-- Dataset rows start --

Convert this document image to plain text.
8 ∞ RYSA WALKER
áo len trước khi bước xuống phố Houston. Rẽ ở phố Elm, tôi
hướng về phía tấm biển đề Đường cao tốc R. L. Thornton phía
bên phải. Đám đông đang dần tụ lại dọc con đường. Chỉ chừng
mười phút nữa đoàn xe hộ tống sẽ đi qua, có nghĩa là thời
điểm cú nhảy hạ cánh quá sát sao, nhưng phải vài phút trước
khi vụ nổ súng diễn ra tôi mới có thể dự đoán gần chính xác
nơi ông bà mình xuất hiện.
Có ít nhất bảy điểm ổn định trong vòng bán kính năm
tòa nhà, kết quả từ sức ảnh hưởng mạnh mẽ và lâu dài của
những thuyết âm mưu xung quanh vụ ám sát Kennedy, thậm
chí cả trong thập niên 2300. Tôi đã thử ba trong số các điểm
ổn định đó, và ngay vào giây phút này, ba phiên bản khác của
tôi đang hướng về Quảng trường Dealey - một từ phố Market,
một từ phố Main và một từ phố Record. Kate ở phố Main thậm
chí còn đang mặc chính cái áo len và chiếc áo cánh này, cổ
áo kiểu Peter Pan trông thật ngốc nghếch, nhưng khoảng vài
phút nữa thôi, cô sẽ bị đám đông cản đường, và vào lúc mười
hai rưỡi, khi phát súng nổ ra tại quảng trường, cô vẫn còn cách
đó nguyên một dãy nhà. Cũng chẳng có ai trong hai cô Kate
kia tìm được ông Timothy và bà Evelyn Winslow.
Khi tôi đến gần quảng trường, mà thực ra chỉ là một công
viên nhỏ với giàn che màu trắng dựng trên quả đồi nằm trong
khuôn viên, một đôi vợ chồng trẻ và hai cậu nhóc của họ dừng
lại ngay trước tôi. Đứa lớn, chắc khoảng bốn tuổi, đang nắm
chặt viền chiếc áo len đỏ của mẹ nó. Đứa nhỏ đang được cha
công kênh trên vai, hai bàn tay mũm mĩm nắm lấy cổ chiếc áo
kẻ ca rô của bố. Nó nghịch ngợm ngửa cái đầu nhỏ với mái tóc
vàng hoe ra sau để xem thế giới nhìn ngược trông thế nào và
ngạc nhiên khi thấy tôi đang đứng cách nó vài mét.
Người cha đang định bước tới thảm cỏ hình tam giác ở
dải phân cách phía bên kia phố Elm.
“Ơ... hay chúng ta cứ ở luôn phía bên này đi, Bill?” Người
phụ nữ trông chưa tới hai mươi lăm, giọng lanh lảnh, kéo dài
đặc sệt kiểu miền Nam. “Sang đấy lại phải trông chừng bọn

-- Dataset rows end --

- Stated exercise -
Restate the listing in full, word for word.

- Full answer -
Convert this document image to plain text.
8 ∞ RYSA WALKER
áo len trước khi bước xuống phố Houston. Rẽ ở phố Elm, tôi
hướng về phía tấm biển đề Đường cao tốc R. L. Thornton phía
bên phải. Đám đông đang dần tụ lại dọc con đường. Chỉ chừng
mười phút nữa đoàn xe hộ tống sẽ đi qua, có nghĩa là thời
điểm cú nhảy hạ cánh quá sát sao, nhưng phải vài phút trước
khi vụ nổ súng diễn ra tôi mới có thể dự đoán gần chính xác
nơi ông bà mình xuất hiện.
Có ít nhất bảy điểm ổn định trong vòng bán kính năm
tòa nhà, kết quả từ sức ảnh hưởng mạnh mẽ và lâu dài của
những thuyết âm mưu xung quanh vụ ám sát Kennedy, thậm
chí cả trong thập niên 2300. Tôi đã thử ba trong số các điểm
ổn định đó, và ngay vào giây phút này, ba phiên bản khác của
tôi đang hướng về Quảng trường Dealey - một từ phố Market,
một từ phố Main và một từ phố Record. Kate ở phố Main thậm
chí còn đang mặc chính cái áo len và chiếc áo cánh này, cổ
áo kiểu Peter Pan trông thật ngốc nghếch, nhưng khoảng vài
phút nữa thôi, cô sẽ bị đám đông cản đường, và vào lúc mười
hai rưỡi, khi phát súng nổ ra tại quảng trường, cô vẫn còn cách
đó nguyên một dãy nhà. Cũng chẳng có ai trong hai cô Kate
kia tìm được ông Timothy và bà Evelyn Winslow.
Khi tôi đến gần quảng trường, mà thực ra chỉ là một công
viên nhỏ với giàn che màu trắng dựng trên quả đồi nằm trong
khuôn viên, một đôi vợ chồng trẻ và hai cậu nhóc của họ dừng
lại ngay trước tôi. Đứa lớn, chắc khoảng bốn tuổi, đang nắm
chặt viền chiếc áo len đỏ của mẹ nó. Đứa nhỏ đang được cha
công kênh trên vai, hai bàn tay mũm mĩm nắm lấy cổ chiếc áo
kẻ ca rô của bố. Nó nghịch ngợm ngửa cái đầu nhỏ với mái tóc
vàng hoe ra sau để xem thế giới nhìn ngược trông thế nào và
ngạc nhiên khi thấy tôi đang đứng cách nó vài mét.
Người cha đang định bước tới thảm cỏ hình tam giác ở
dải phân cách phía bên kia phố Elm.
“Ơ... hay chúng ta cứ ở luôn phía bên này đi, Bill?” Người
phụ nữ trông chưa tới hai mươi lăm, giọng lanh lảnh, kéo dài
đặc sệt kiểu miền Nam. “Sang đấy lại phải trông chừng bọn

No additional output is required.